▶ **Prompt**
Copy out the lines below exactly as they appear, but leave out the picture.

▶ **Exercise material**
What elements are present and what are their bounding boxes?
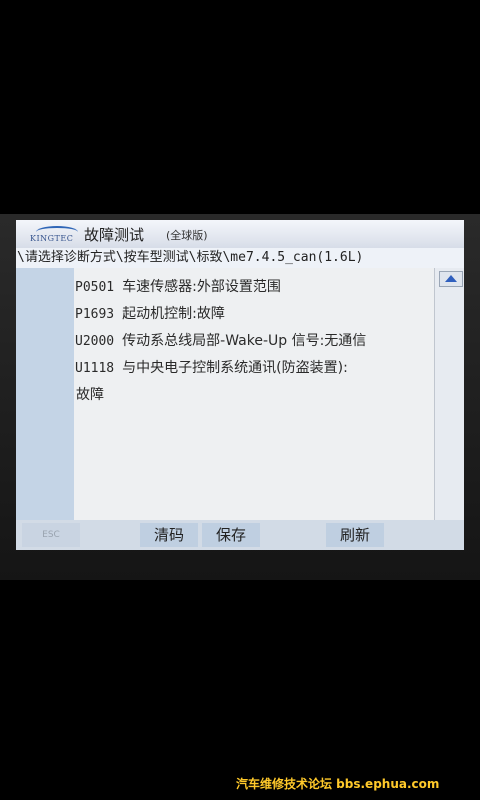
breadcrumb: \请选择诊断方式\按车型测试\标致\me7.4.5_can(1.6L) bbox=[16, 248, 464, 269]
breadcrumb-path: \请选择诊断方式\按车型测试\标致\me7.4.5_can(1.6L) bbox=[17, 250, 364, 265]
dtc-list: P0501 车速传感器:外部设置范围 P1693 起动机控制:故障 U2000 传动系… bbox=[74, 268, 434, 409]
dtc-description: 与中央电子控制系统通讯(防盗装置): bbox=[122, 360, 348, 376]
dtc-description: 传动系总线局部-Wake-Up 信号:无通信 bbox=[122, 333, 367, 349]
dtc-description: 车速传感器:外部设置范围 bbox=[122, 279, 281, 295]
title-bar: KINGTEC 故障测试 (全球版) bbox=[16, 220, 464, 248]
dtc-row[interactable]: U1118 与中央电子控制系统通讯(防盗装置): bbox=[74, 355, 434, 382]
save-button[interactable]: 保存 bbox=[202, 523, 260, 547]
forum-watermark: 汽车维修技术论坛 bbs.ephua.com bbox=[230, 775, 446, 795]
esc-button[interactable]: ESC bbox=[22, 523, 80, 547]
dtc-row-continuation[interactable]: 故障 bbox=[74, 382, 434, 409]
scrollbar[interactable] bbox=[434, 268, 464, 520]
kingtec-logo: KINGTEC bbox=[30, 226, 88, 246]
dtc-row[interactable]: U2000 传动系总线局部-Wake-Up 信号:无通信 bbox=[74, 328, 434, 355]
page-title: 故障测试 bbox=[84, 226, 145, 244]
logo-text: KINGTEC bbox=[30, 234, 74, 243]
refresh-button[interactable]: 刷新 bbox=[326, 523, 384, 547]
dtc-row[interactable]: P1693 起动机控制:故障 bbox=[74, 301, 434, 328]
dtc-description-continuation: 故障 bbox=[76, 387, 104, 403]
dtc-code: P0501 bbox=[75, 280, 115, 295]
dtc-code: U1118 bbox=[75, 361, 115, 376]
dtc-list-pane[interactable]: P0501 车速传感器:外部设置范围 P1693 起动机控制:故障 U2000 传动系… bbox=[74, 268, 434, 520]
diagnostic-screen: KINGTEC 故障测试 (全球版) \请选择诊断方式\按车型测试\标致\me7… bbox=[16, 220, 464, 550]
softkey-bar: ESC 清码 保存 刷新 bbox=[16, 520, 464, 550]
clear-codes-button[interactable]: 清码 bbox=[140, 523, 198, 547]
page-subtitle: (全球版) bbox=[166, 229, 208, 242]
left-rail bbox=[16, 268, 74, 520]
dtc-code: U2000 bbox=[75, 334, 115, 349]
dtc-row[interactable]: P0501 车速传感器:外部设置范围 bbox=[74, 274, 434, 301]
scroll-up-arrow-icon[interactable] bbox=[439, 271, 463, 287]
dtc-description: 起动机控制:故障 bbox=[122, 306, 225, 322]
dtc-code: P1693 bbox=[75, 307, 115, 322]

▶ **Result for this exercise**
What elements are present and what are their bounding boxes?
breadcrumb: \请选择诊断方式\按车型测试\标致\me7.4.5_can(1.6L) bbox=[16, 248, 464, 269]
breadcrumb-path: \请选择诊断方式\按车型测试\标致\me7.4.5_can(1.6L) bbox=[17, 250, 364, 265]
dtc-list: P0501 车速传感器:外部设置范围 P1693 起动机控制:故障 U2000 传动系… bbox=[74, 268, 434, 409]
dtc-description: 与中央电子控制系统通讯(防盗装置): bbox=[122, 360, 348, 376]
dtc-description: 传动系总线局部-Wake-Up 信号:无通信 bbox=[122, 333, 367, 349]
dtc-description: 车速传感器:外部设置范围 bbox=[122, 279, 281, 295]
title-bar: KINGTEC 故障测试 (全球版) bbox=[16, 220, 464, 248]
dtc-row[interactable]: U1118 与中央电子控制系统通讯(防盗装置): bbox=[74, 355, 434, 382]
save-button[interactable]: 保存 bbox=[202, 523, 260, 547]
forum-watermark: 汽车维修技术论坛 bbs.ephua.com bbox=[230, 775, 446, 795]
esc-button[interactable]: ESC bbox=[22, 523, 80, 547]
dtc-row-continuation[interactable]: 故障 bbox=[74, 382, 434, 409]
scrollbar[interactable] bbox=[434, 268, 464, 520]
kingtec-logo: KINGTEC bbox=[30, 226, 88, 246]
dtc-row[interactable]: U2000 传动系总线局部-Wake-Up 信号:无通信 bbox=[74, 328, 434, 355]
page-title: 故障测试 bbox=[84, 226, 145, 244]
logo-text: KINGTEC bbox=[30, 234, 74, 243]
refresh-button[interactable]: 刷新 bbox=[326, 523, 384, 547]
dtc-row[interactable]: P1693 起动机控制:故障 bbox=[74, 301, 434, 328]
dtc-description-continuation: 故障 bbox=[76, 387, 104, 403]
dtc-code: P0501 bbox=[75, 280, 115, 295]
dtc-code: U1118 bbox=[75, 361, 115, 376]
dtc-list-pane[interactable]: P0501 车速传感器:外部设置范围 P1693 起动机控制:故障 U2000 传动系… bbox=[74, 268, 434, 520]
diagnostic-screen: KINGTEC 故障测试 (全球版) \请选择诊断方式\按车型测试\标致\me7… bbox=[16, 220, 464, 550]
softkey-bar: ESC 清码 保存 刷新 bbox=[16, 520, 464, 550]
clear-codes-button[interactable]: 清码 bbox=[140, 523, 198, 547]
page-subtitle: (全球版) bbox=[166, 229, 208, 242]
left-rail bbox=[16, 268, 74, 520]
dtc-code: U2000 bbox=[75, 334, 115, 349]
dtc-row[interactable]: P0501 车速传感器:外部设置范围 bbox=[74, 274, 434, 301]
scroll-up-arrow-icon[interactable] bbox=[439, 271, 463, 287]
dtc-description: 起动机控制:故障 bbox=[122, 306, 225, 322]
dtc-code: P1693 bbox=[75, 307, 115, 322]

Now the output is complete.